* Start Dataset records *

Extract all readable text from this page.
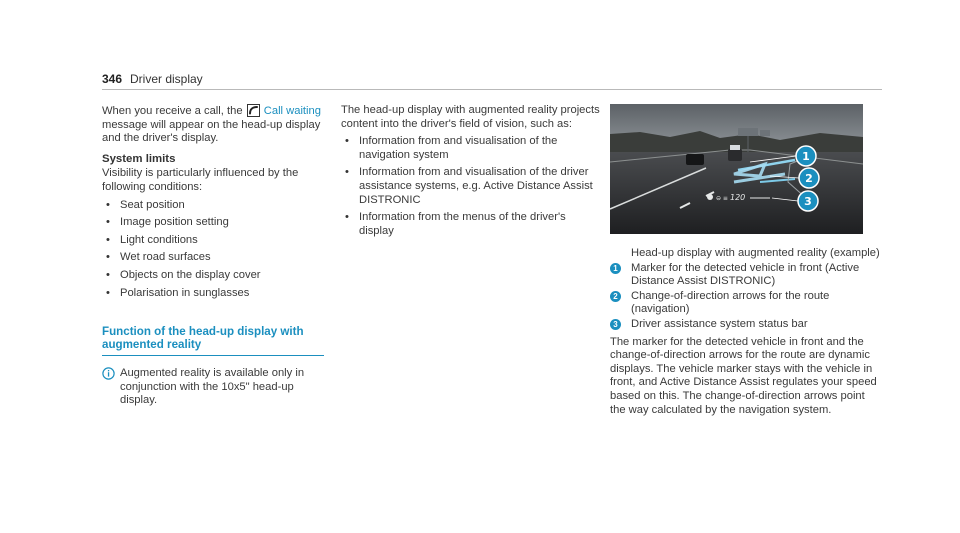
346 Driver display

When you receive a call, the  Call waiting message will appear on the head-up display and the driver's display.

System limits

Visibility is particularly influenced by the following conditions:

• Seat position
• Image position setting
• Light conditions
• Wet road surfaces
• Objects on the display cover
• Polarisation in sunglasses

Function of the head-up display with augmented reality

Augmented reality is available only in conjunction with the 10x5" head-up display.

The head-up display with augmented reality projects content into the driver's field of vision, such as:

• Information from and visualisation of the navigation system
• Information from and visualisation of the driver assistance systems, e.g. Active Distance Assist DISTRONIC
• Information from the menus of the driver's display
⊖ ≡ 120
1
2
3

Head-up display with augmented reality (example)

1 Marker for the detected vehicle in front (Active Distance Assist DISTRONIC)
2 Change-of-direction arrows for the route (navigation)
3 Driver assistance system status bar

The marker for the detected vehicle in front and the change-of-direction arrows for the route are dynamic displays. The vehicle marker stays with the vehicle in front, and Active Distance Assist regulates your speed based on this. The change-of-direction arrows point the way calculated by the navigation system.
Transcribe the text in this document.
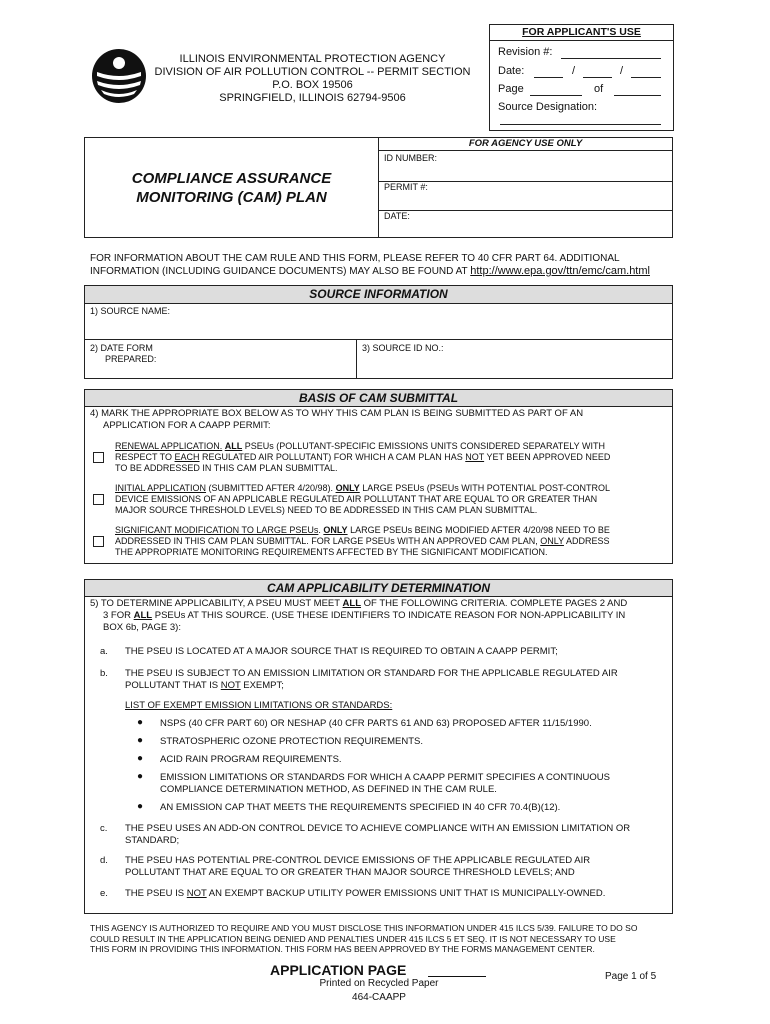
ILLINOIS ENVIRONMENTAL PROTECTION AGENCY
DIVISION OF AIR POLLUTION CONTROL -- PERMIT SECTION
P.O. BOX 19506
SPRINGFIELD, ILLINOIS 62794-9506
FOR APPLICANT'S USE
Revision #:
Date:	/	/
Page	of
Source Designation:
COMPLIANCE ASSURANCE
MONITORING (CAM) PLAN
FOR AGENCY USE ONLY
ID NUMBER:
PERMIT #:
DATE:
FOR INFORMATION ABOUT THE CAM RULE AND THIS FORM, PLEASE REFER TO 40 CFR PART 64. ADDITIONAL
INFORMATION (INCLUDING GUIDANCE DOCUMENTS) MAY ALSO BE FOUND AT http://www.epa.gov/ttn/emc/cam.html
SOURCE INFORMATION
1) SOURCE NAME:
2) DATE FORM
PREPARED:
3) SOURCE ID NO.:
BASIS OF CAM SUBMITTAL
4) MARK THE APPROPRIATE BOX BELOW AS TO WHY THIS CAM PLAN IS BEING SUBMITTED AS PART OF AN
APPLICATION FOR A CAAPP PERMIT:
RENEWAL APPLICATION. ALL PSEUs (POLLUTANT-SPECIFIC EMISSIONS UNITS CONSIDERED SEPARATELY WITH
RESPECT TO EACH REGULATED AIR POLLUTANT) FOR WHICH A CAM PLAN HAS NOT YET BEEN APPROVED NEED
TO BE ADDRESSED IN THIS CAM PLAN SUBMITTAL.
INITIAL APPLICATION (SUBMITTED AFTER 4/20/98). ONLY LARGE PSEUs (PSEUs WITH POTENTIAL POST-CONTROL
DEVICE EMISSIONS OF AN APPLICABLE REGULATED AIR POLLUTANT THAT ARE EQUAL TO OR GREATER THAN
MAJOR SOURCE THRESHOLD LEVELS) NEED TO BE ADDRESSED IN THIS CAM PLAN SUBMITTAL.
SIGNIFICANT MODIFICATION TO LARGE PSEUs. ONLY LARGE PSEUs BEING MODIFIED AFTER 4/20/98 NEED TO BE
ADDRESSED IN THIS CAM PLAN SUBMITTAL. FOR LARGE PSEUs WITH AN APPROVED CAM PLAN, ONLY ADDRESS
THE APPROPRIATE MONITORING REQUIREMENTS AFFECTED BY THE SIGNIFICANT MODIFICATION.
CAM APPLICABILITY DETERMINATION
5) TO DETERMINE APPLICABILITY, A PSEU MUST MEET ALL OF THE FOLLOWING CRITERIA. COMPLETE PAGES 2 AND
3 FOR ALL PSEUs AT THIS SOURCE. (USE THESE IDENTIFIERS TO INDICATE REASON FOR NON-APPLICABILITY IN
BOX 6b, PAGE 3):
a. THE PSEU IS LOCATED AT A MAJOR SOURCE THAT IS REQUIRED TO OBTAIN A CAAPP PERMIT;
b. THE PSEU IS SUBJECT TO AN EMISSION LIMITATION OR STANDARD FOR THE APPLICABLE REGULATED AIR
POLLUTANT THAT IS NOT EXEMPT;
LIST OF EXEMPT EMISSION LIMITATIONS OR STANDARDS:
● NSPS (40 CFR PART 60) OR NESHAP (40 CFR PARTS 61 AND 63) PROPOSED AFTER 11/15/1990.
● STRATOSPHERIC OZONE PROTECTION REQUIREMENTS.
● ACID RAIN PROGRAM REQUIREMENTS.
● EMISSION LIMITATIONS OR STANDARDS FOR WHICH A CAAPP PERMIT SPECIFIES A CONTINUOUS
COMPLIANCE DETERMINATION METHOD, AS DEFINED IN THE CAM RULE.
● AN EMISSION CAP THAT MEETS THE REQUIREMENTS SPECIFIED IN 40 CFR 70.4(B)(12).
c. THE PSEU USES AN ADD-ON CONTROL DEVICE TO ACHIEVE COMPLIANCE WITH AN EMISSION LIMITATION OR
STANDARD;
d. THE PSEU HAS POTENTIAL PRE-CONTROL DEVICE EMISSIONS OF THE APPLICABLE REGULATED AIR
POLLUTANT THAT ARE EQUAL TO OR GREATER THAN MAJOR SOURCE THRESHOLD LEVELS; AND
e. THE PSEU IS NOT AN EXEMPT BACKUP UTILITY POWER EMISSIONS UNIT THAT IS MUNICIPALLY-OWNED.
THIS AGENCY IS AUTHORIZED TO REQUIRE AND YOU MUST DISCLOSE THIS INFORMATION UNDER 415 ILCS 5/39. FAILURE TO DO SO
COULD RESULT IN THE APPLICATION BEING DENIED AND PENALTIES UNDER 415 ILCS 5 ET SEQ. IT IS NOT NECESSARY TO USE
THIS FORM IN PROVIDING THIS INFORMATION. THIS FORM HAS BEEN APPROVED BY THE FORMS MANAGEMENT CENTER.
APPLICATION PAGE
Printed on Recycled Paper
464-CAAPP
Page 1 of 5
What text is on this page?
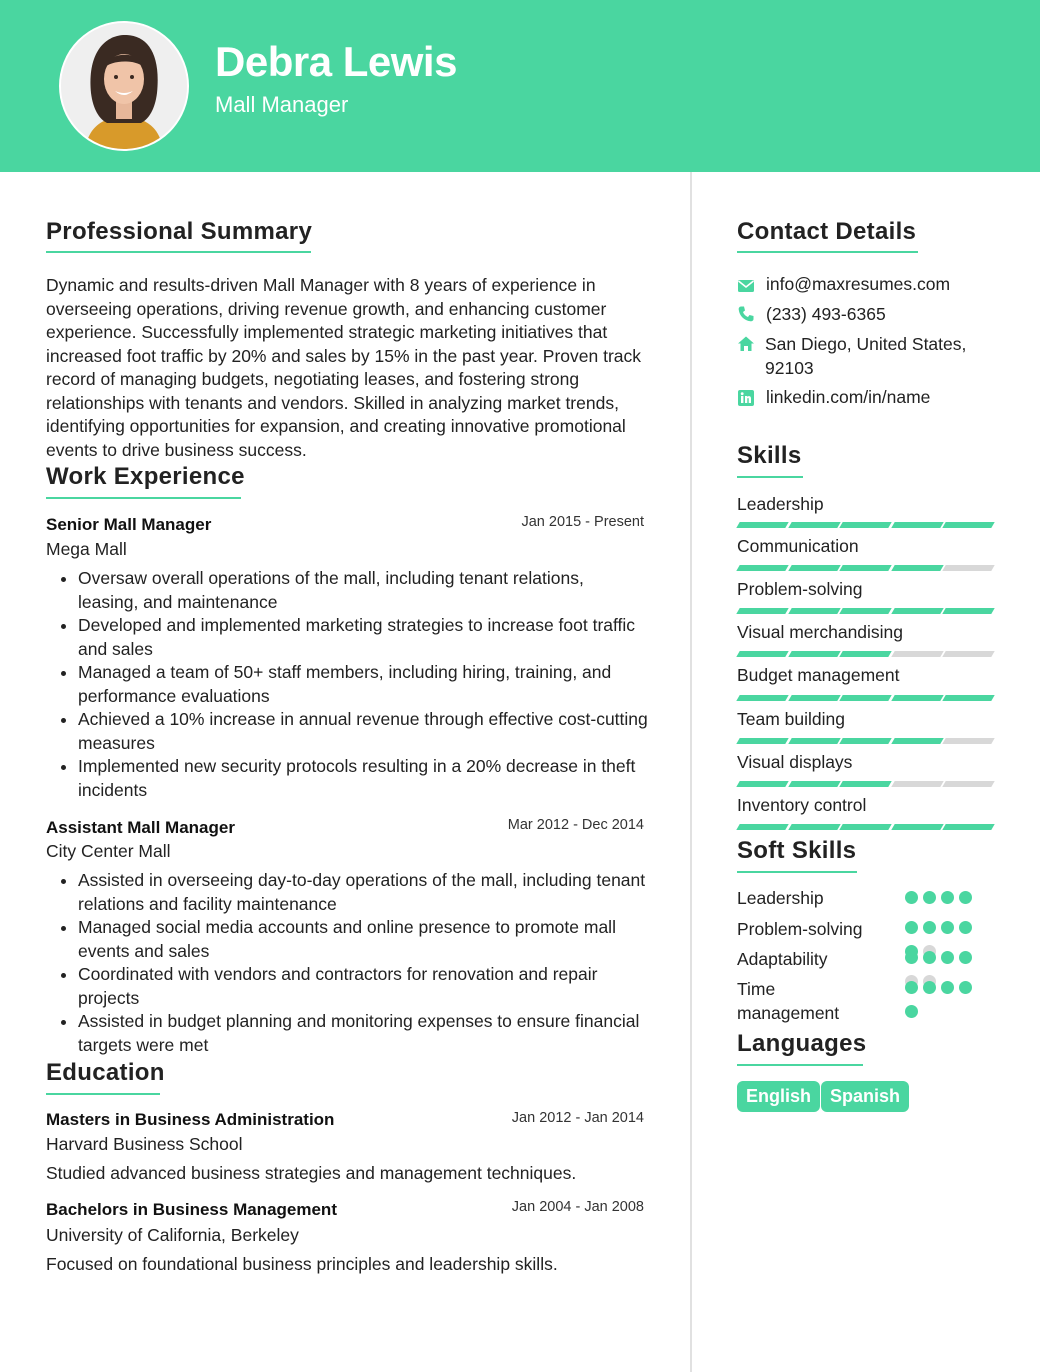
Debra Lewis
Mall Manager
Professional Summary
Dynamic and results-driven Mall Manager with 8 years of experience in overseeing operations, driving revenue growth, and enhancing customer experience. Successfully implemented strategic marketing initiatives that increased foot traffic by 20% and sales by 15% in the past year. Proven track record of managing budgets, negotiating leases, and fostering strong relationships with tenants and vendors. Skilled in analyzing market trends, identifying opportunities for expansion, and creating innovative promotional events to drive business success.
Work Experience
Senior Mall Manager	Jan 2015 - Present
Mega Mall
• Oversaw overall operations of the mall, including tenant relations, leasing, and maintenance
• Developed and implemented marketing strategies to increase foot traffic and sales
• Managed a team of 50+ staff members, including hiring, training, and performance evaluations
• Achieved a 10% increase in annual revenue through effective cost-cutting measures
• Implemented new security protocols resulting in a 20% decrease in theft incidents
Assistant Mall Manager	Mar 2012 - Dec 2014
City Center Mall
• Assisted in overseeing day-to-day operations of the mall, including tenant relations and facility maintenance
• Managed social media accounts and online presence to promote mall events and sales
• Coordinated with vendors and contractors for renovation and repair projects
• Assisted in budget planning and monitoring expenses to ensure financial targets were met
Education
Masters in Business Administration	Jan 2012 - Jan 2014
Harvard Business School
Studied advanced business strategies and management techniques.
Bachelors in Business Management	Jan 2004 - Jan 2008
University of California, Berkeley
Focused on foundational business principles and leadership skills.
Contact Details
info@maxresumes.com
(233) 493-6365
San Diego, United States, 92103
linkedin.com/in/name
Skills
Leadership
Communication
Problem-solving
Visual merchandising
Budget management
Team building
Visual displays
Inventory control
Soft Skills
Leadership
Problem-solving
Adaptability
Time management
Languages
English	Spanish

* End Dataset records *

### Goal of the exercise
Each line above that includes "DEVICE" should be shown.

### Task output
DEVICE EMISSIONS OF AN APPLICABLE REGULATED AIR POLLUTANT THAT ARE EQUAL TO OR GREATER THAN
c. THE PSEU USES AN ADD-ON CONTROL DEVICE TO ACHIEVE COMPLIANCE WITH AN EMISSION LIMITATION OR
d. THE PSEU HAS POTENTIAL PRE-CONTROL DEVICE EMISSIONS OF THE APPLICABLE REGULATED AIR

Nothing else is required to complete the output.